Saved entries:
____________________
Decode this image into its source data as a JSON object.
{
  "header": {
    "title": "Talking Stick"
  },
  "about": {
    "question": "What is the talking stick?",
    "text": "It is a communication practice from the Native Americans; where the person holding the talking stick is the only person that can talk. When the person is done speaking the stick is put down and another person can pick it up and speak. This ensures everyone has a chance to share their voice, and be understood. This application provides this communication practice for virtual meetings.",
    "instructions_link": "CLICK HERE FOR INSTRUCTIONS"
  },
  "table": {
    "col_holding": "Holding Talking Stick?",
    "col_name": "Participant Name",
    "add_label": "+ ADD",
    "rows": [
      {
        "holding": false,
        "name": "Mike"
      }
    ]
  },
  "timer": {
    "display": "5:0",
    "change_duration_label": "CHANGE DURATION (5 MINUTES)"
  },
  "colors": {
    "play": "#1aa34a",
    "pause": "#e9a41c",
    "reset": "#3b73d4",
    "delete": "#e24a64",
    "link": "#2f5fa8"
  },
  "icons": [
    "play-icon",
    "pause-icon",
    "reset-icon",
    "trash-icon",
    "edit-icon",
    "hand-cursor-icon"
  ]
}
____________________
Task: Write an exact transcription of every entry above.

Full response:
Decode this image into its source data as a JSON object.
{
  "header": {
    "title": "Talking Stick"
  },
  "about": {
    "question": "What is the talking stick?",
    "text": "It is a communication practice from the Native Americans; where the person holding the talking stick is the only person that can talk. When the person is done speaking the stick is put down and another person can pick it up and speak. This ensures everyone has a chance to share their voice, and be understood. This application provides this communication practice for virtual meetings.",
    "instructions_link": "CLICK HERE FOR INSTRUCTIONS"
  },
  "table": {
    "col_holding": "Holding Talking Stick?",
    "col_name": "Participant Name",
    "add_label": "+ ADD",
    "rows": [
      {
        "holding": false,
        "name": "Mike"
      }
    ]
  },
  "timer": {
    "display": "5:0",
    "change_duration_label": "CHANGE DURATION (5 MINUTES)"
  },
  "colors": {
    "play": "#1aa34a",
    "pause": "#e9a41c",
    "reset": "#3b73d4",
    "delete": "#e24a64",
    "link": "#2f5fa8"
  },
  "icons": [
    "play-icon",
    "pause-icon",
    "reset-icon",
    "trash-icon",
    "edit-icon",
    "hand-cursor-icon"
  ]
}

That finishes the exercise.